STATED TASK: Give back the entire listing verbatim.

------------------------------------------------------------

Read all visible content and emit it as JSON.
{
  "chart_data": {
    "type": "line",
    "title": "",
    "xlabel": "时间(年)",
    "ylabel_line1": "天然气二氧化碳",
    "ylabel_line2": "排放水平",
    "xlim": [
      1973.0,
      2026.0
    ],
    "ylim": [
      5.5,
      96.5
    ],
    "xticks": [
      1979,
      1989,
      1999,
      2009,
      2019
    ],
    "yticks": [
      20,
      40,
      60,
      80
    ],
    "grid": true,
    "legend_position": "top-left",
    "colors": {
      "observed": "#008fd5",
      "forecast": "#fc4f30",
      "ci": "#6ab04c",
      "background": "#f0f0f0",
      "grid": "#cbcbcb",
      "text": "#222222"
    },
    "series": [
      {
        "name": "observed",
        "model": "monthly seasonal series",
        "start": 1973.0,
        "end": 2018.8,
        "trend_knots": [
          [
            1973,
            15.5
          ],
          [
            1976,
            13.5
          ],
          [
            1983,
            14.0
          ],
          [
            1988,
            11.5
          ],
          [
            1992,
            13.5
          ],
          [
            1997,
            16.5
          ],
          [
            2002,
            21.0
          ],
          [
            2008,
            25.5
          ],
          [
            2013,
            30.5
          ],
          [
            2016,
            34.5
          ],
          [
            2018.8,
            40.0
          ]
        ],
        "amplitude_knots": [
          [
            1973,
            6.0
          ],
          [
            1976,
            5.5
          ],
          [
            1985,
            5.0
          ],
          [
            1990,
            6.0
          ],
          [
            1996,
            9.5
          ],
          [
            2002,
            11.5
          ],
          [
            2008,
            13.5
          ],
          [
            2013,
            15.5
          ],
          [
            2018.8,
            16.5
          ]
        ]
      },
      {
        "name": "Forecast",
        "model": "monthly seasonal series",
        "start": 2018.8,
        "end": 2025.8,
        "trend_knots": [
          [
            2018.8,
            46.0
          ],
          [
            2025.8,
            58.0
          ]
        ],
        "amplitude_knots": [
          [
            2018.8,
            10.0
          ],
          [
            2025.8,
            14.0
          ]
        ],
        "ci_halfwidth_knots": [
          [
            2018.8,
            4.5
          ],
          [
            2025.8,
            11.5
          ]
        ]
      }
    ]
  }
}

------------------------------------------------------------

RESPONSE TO THE TASK:
Read all visible content and emit it as JSON.
{
  "chart_data": {
    "type": "line",
    "title": "",
    "xlabel": "时间(年)",
    "ylabel_line1": "天然气二氧化碳",
    "ylabel_line2": "排放水平",
    "xlim": [
      1973.0,
      2026.0
    ],
    "ylim": [
      5.5,
      96.5
    ],
    "xticks": [
      1979,
      1989,
      1999,
      2009,
      2019
    ],
    "yticks": [
      20,
      40,
      60,
      80
    ],
    "grid": true,
    "legend_position": "top-left",
    "colors": {
      "observed": "#008fd5",
      "forecast": "#fc4f30",
      "ci": "#6ab04c",
      "background": "#f0f0f0",
      "grid": "#cbcbcb",
      "text": "#222222"
    },
    "series": [
      {
        "name": "observed",
        "model": "monthly seasonal series",
        "start": 1973.0,
        "end": 2018.8,
        "trend_knots": [
          [
            1973,
            15.5
          ],
          [
            1976,
            13.5
          ],
          [
            1983,
            14.0
          ],
          [
            1988,
            11.5
          ],
          [
            1992,
            13.5
          ],
          [
            1997,
            16.5
          ],
          [
            2002,
            21.0
          ],
          [
            2008,
            25.5
          ],
          [
            2013,
            30.5
          ],
          [
            2016,
            34.5
          ],
          [
            2018.8,
            40.0
          ]
        ],
        "amplitude_knots": [
          [
            1973,
            6.0
          ],
          [
            1976,
            5.5
          ],
          [
            1985,
            5.0
          ],
          [
            1990,
            6.0
          ],
          [
            1996,
            9.5
          ],
          [
            2002,
            11.5
          ],
          [
            2008,
            13.5
          ],
          [
            2013,
            15.5
          ],
          [
            2018.8,
            16.5
          ]
        ]
      },
      {
        "name": "Forecast",
        "model": "monthly seasonal series",
        "start": 2018.8,
        "end": 2025.8,
        "trend_knots": [
          [
            2018.8,
            46.0
          ],
          [
            2025.8,
            58.0
          ]
        ],
        "amplitude_knots": [
          [
            2018.8,
            10.0
          ],
          [
            2025.8,
            14.0
          ]
        ],
        "ci_halfwidth_knots": [
          [
            2018.8,
            4.5
          ],
          [
            2025.8,
            11.5
          ]
        ]
      }
    ]
  }
}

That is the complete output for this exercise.